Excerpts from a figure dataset
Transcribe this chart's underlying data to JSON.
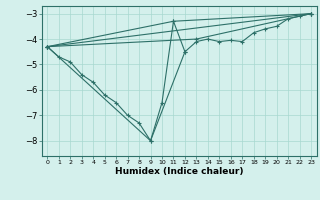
{
  "xlabel": "Humidex (Indice chaleur)",
  "bg_color": "#d4f0ec",
  "line_color": "#2d7068",
  "grid_color": "#a8d8d0",
  "xlim": [
    -0.5,
    23.5
  ],
  "ylim": [
    -8.6,
    -2.7
  ],
  "xticks": [
    0,
    1,
    2,
    3,
    4,
    5,
    6,
    7,
    8,
    9,
    10,
    11,
    12,
    13,
    14,
    15,
    16,
    17,
    18,
    19,
    20,
    21,
    22,
    23
  ],
  "yticks": [
    -8,
    -7,
    -6,
    -5,
    -4,
    -3
  ],
  "series_main": [
    [
      0,
      -4.3
    ],
    [
      1,
      -4.7
    ],
    [
      2,
      -4.9
    ],
    [
      3,
      -5.4
    ],
    [
      4,
      -5.7
    ],
    [
      5,
      -6.2
    ],
    [
      6,
      -6.5
    ],
    [
      7,
      -7.0
    ],
    [
      8,
      -7.3
    ],
    [
      9,
      -8.0
    ],
    [
      10,
      -6.5
    ],
    [
      11,
      -3.3
    ],
    [
      12,
      -4.5
    ],
    [
      13,
      -4.1
    ],
    [
      14,
      -4.0
    ],
    [
      15,
      -4.1
    ],
    [
      16,
      -4.05
    ],
    [
      17,
      -4.1
    ],
    [
      18,
      -3.75
    ],
    [
      19,
      -3.6
    ],
    [
      20,
      -3.5
    ],
    [
      21,
      -3.2
    ],
    [
      22,
      -3.1
    ],
    [
      23,
      -3.0
    ]
  ],
  "line2": [
    [
      0,
      -4.3
    ],
    [
      23,
      -3.0
    ]
  ],
  "line3": [
    [
      0,
      -4.3
    ],
    [
      9,
      -8.0
    ],
    [
      12,
      -4.5
    ]
  ],
  "line4": [
    [
      0,
      -4.3
    ],
    [
      11,
      -3.3
    ],
    [
      23,
      -3.0
    ]
  ],
  "line5": [
    [
      0,
      -4.3
    ],
    [
      13,
      -4.0
    ],
    [
      23,
      -3.0
    ]
  ]
}
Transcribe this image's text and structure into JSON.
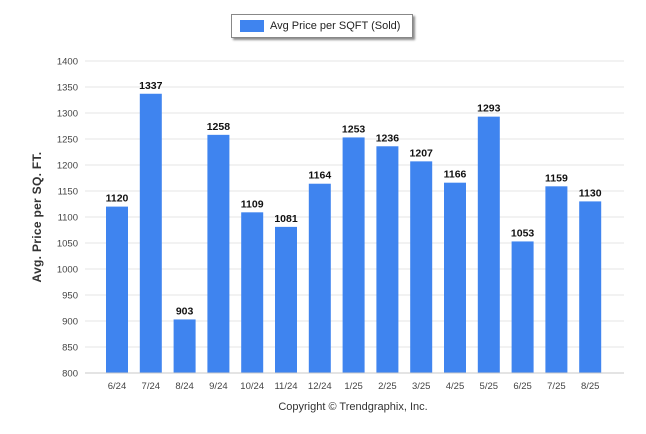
{
  "legend": {
    "label": "Avg Price per SQFT (Sold)",
    "color": "#3f84ef"
  },
  "footer": {
    "copyright": "Copyright © Trendgraphix, Inc."
  },
  "chart_data": {
    "type": "bar",
    "categories": [
      "6/24",
      "7/24",
      "8/24",
      "9/24",
      "10/24",
      "11/24",
      "12/24",
      "1/25",
      "2/25",
      "3/25",
      "4/25",
      "5/25",
      "6/25",
      "7/25",
      "8/25"
    ],
    "series": [
      {
        "name": "Avg Price per SQFT (Sold)",
        "values": [
          1120,
          1337,
          903,
          1258,
          1109,
          1081,
          1164,
          1253,
          1236,
          1207,
          1166,
          1293,
          1053,
          1159,
          1130
        ]
      }
    ],
    "ylabel": "Avg. Price per SQ. FT.",
    "xlabel": "",
    "ylim": [
      800,
      1400
    ],
    "yticks": [
      800,
      850,
      900,
      950,
      1000,
      1050,
      1100,
      1150,
      1200,
      1250,
      1300,
      1350,
      1400
    ],
    "grid": true,
    "legend_position": "top-center",
    "bar_color": "#3f84ef",
    "data_labels": true
  }
}
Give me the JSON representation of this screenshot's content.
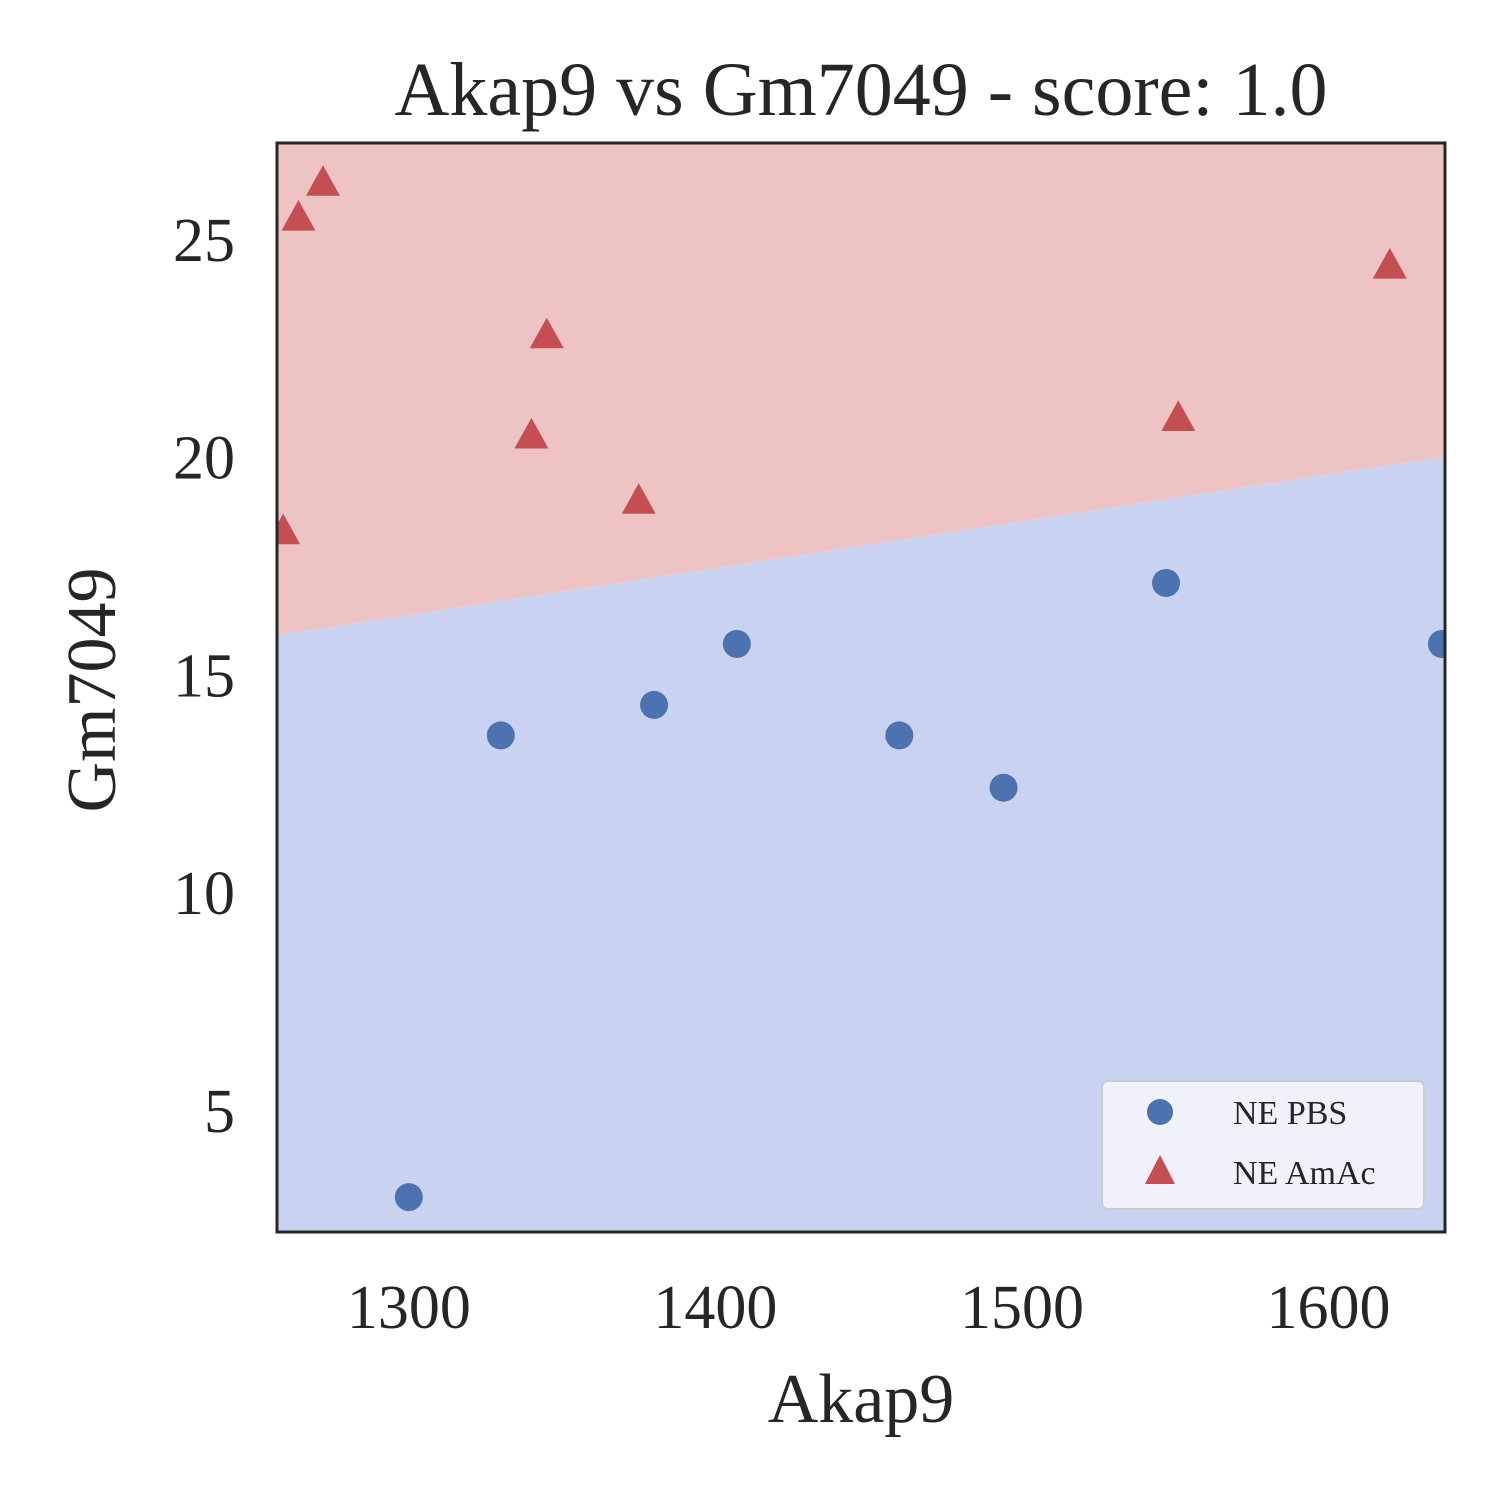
{
  "chart_data": {
    "type": "scatter",
    "title": "Akap9 vs Gm7049 - score: 1.0",
    "xlabel": "Akap9",
    "ylabel": "Gm7049",
    "xlim": [
      1257,
      1638
    ],
    "ylim": [
      2.2,
      27.2
    ],
    "xticks": [
      1300,
      1400,
      1500,
      1600
    ],
    "yticks": [
      5,
      10,
      15,
      20,
      25
    ],
    "grid": false,
    "legend_position": "bottom-right",
    "decision_boundary": {
      "x": [
        1257,
        1638
      ],
      "y": [
        15.9,
        20.0
      ],
      "above_region_color": "#edc4c3",
      "below_region_color": "#cad2f1"
    },
    "series": [
      {
        "name": "NE PBS",
        "marker": "circle",
        "color": "#4c72b0",
        "points": [
          [
            1300,
            3.0
          ],
          [
            1330,
            13.6
          ],
          [
            1380,
            14.3
          ],
          [
            1407,
            15.7
          ],
          [
            1460,
            13.6
          ],
          [
            1494,
            12.4
          ],
          [
            1547,
            17.1
          ],
          [
            1637,
            15.7
          ]
        ]
      },
      {
        "name": "NE AmAc",
        "marker": "triangle",
        "color": "#c44e52",
        "points": [
          [
            1259,
            18.3
          ],
          [
            1264,
            25.5
          ],
          [
            1272,
            26.3
          ],
          [
            1340,
            20.5
          ],
          [
            1345,
            22.8
          ],
          [
            1375,
            19.0
          ],
          [
            1551,
            20.9
          ],
          [
            1620,
            24.4
          ]
        ]
      }
    ]
  }
}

# Request:
Write out each entry exactly as given, omitting any picture.

# Task result:
Transcribe this chart's underlying data to JSON.
{
  "xlabel": "Humidex (Indice chaleur)",
  "bg_color": "#d4f0ec",
  "line_color": "#2d7068",
  "grid_color": "#a8d8d0",
  "xlim": [
    -0.5,
    23.5
  ],
  "ylim": [
    -8.6,
    -2.7
  ],
  "xticks": [
    0,
    1,
    2,
    3,
    4,
    5,
    6,
    7,
    8,
    9,
    10,
    11,
    12,
    13,
    14,
    15,
    16,
    17,
    18,
    19,
    20,
    21,
    22,
    23
  ],
  "yticks": [
    -8,
    -7,
    -6,
    -5,
    -4,
    -3
  ],
  "series_main": [
    [
      0,
      -4.3
    ],
    [
      1,
      -4.7
    ],
    [
      2,
      -4.9
    ],
    [
      3,
      -5.4
    ],
    [
      4,
      -5.7
    ],
    [
      5,
      -6.2
    ],
    [
      6,
      -6.5
    ],
    [
      7,
      -7.0
    ],
    [
      8,
      -7.3
    ],
    [
      9,
      -8.0
    ],
    [
      10,
      -6.5
    ],
    [
      11,
      -3.3
    ],
    [
      12,
      -4.5
    ],
    [
      13,
      -4.1
    ],
    [
      14,
      -4.0
    ],
    [
      15,
      -4.1
    ],
    [
      16,
      -4.05
    ],
    [
      17,
      -4.1
    ],
    [
      18,
      -3.75
    ],
    [
      19,
      -3.6
    ],
    [
      20,
      -3.5
    ],
    [
      21,
      -3.2
    ],
    [
      22,
      -3.1
    ],
    [
      23,
      -3.0
    ]
  ],
  "line2": [
    [
      0,
      -4.3
    ],
    [
      23,
      -3.0
    ]
  ],
  "line3": [
    [
      0,
      -4.3
    ],
    [
      9,
      -8.0
    ],
    [
      12,
      -4.5
    ]
  ],
  "line4": [
    [
      0,
      -4.3
    ],
    [
      11,
      -3.3
    ],
    [
      23,
      -3.0
    ]
  ],
  "line5": [
    [
      0,
      -4.3
    ],
    [
      13,
      -4.0
    ],
    [
      23,
      -3.0
    ]
  ]
}
Transcribe this image's text and structure into JSON.
{
  "legend": {
    "label": "Avg Price per SQFT (Sold)",
    "color": "#3f84ef"
  },
  "footer": {
    "copyright": "Copyright © Trendgraphix, Inc."
  },
  "chart_data": {
    "type": "bar",
    "categories": [
      "6/24",
      "7/24",
      "8/24",
      "9/24",
      "10/24",
      "11/24",
      "12/24",
      "1/25",
      "2/25",
      "3/25",
      "4/25",
      "5/25",
      "6/25",
      "7/25",
      "8/25"
    ],
    "series": [
      {
        "name": "Avg Price per SQFT (Sold)",
        "values": [
          1120,
          1337,
          903,
          1258,
          1109,
          1081,
          1164,
          1253,
          1236,
          1207,
          1166,
          1293,
          1053,
          1159,
          1130
        ]
      }
    ],
    "ylabel": "Avg. Price per SQ. FT.",
    "xlabel": "",
    "ylim": [
      800,
      1400
    ],
    "yticks": [
      800,
      850,
      900,
      950,
      1000,
      1050,
      1100,
      1150,
      1200,
      1250,
      1300,
      1350,
      1400
    ],
    "grid": true,
    "legend_position": "top-center",
    "bar_color": "#3f84ef",
    "data_labels": true
  }
}
Give me the JSON representation of this screenshot's content.
{
  "chart_data": {
    "type": "scatter",
    "title": "Akap9 vs Gm7049 - score: 1.0",
    "xlabel": "Akap9",
    "ylabel": "Gm7049",
    "xlim": [
      1257,
      1638
    ],
    "ylim": [
      2.2,
      27.2
    ],
    "xticks": [
      1300,
      1400,
      1500,
      1600
    ],
    "yticks": [
      5,
      10,
      15,
      20,
      25
    ],
    "grid": false,
    "legend_position": "bottom-right",
    "decision_boundary": {
      "x": [
        1257,
        1638
      ],
      "y": [
        15.9,
        20.0
      ],
      "above_region_color": "#edc4c3",
      "below_region_color": "#cad2f1"
    },
    "series": [
      {
        "name": "NE PBS",
        "marker": "circle",
        "color": "#4c72b0",
        "points": [
          [
            1300,
            3.0
          ],
          [
            1330,
            13.6
          ],
          [
            1380,
            14.3
          ],
          [
            1407,
            15.7
          ],
          [
            1460,
            13.6
          ],
          [
            1494,
            12.4
          ],
          [
            1547,
            17.1
          ],
          [
            1637,
            15.7
          ]
        ]
      },
      {
        "name": "NE AmAc",
        "marker": "triangle",
        "color": "#c44e52",
        "points": [
          [
            1259,
            18.3
          ],
          [
            1264,
            25.5
          ],
          [
            1272,
            26.3
          ],
          [
            1340,
            20.5
          ],
          [
            1345,
            22.8
          ],
          [
            1375,
            19.0
          ],
          [
            1551,
            20.9
          ],
          [
            1620,
            24.4
          ]
        ]
      }
    ]
  }
}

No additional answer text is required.